— GIVEN REQUEST —
Wherever the word "Settings" appears in the entries, copy the whole line.

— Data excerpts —
★ ★ ★ ★
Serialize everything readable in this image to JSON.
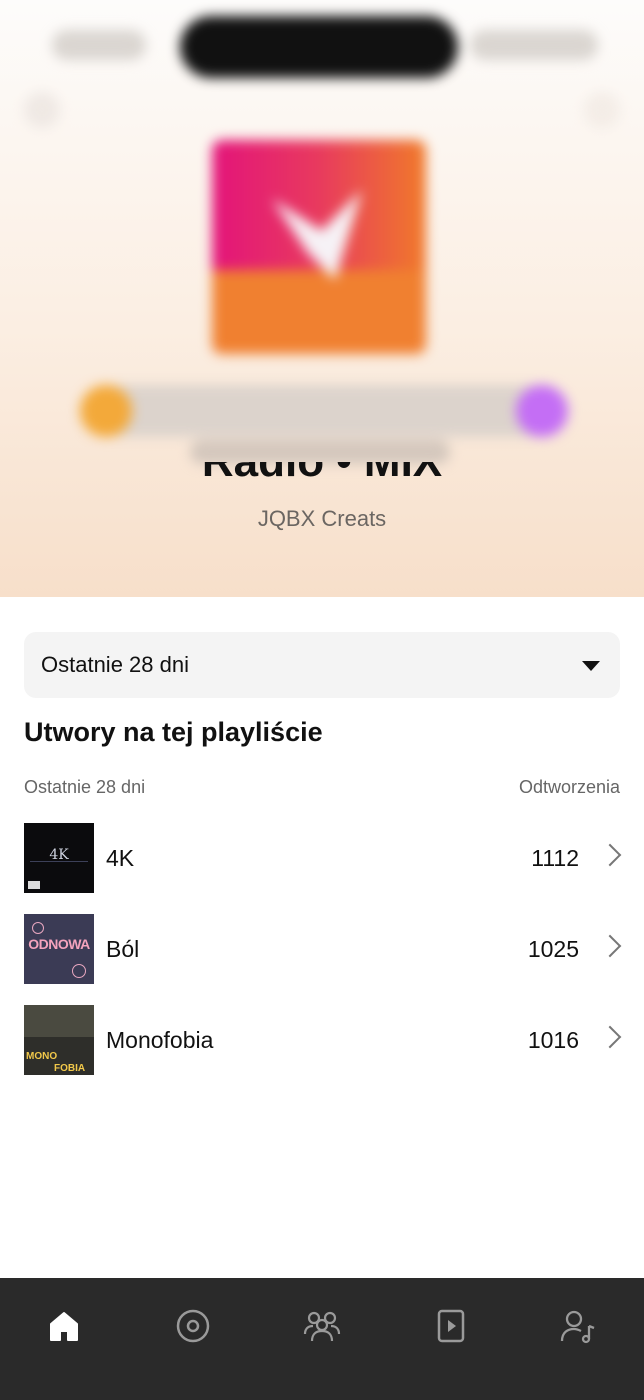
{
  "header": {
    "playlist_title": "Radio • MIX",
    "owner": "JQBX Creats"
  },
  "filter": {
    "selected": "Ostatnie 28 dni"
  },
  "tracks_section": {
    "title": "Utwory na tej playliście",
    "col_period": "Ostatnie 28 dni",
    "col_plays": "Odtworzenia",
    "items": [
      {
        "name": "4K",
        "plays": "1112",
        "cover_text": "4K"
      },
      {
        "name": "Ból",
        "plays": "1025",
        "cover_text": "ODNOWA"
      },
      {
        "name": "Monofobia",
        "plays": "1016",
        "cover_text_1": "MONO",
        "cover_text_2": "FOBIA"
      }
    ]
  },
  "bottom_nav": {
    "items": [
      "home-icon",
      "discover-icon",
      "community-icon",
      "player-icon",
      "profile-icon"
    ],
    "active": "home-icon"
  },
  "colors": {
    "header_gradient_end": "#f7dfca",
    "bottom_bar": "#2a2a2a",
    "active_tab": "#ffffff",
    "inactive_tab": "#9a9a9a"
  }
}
★ ★ ★ ★
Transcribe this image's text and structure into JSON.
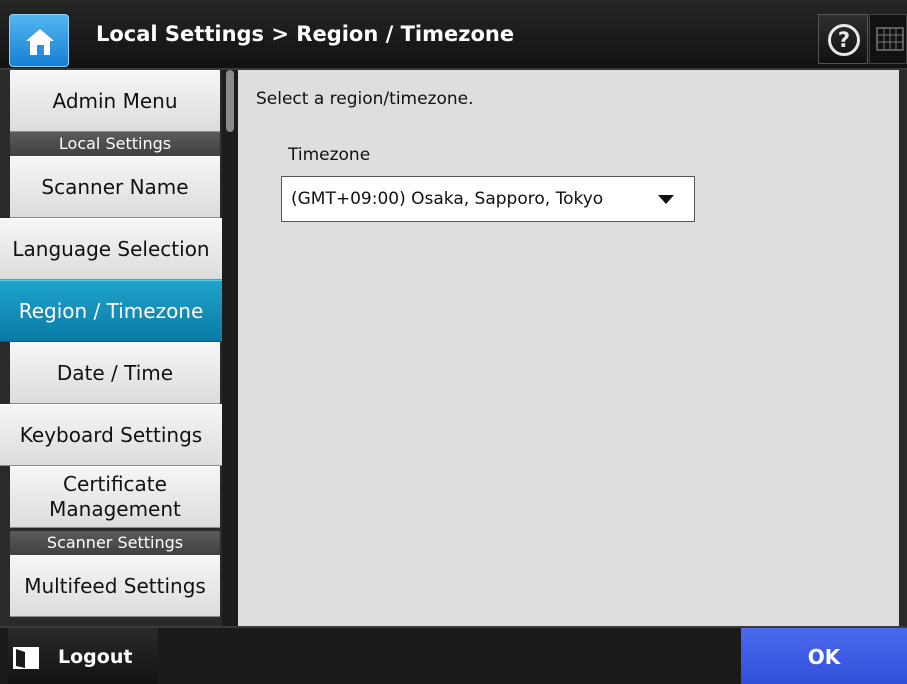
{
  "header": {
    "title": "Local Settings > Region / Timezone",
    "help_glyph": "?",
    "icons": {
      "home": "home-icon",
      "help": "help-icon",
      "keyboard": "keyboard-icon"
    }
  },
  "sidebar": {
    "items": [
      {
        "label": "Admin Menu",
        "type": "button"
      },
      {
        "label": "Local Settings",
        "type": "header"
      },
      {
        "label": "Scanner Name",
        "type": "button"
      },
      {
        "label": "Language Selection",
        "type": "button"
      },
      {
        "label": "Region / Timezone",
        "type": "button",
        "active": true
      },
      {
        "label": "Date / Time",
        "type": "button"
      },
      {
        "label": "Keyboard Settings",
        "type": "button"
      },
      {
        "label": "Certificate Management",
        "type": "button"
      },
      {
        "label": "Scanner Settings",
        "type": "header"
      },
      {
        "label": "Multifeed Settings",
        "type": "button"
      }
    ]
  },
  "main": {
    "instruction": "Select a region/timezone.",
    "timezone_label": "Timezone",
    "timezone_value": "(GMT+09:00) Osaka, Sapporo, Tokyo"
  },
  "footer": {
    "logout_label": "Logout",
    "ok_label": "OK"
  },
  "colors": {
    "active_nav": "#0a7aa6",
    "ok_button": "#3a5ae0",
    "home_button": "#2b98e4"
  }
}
★ ★ ★ ★
— OUTPUT BELOW —
    "title": "Local Settings > Region / Timezone",
        "label": "Local Settings",
        "label": "Keyboard Settings",
        "label": "Scanner Settings",
        "label": "Multifeed Settings",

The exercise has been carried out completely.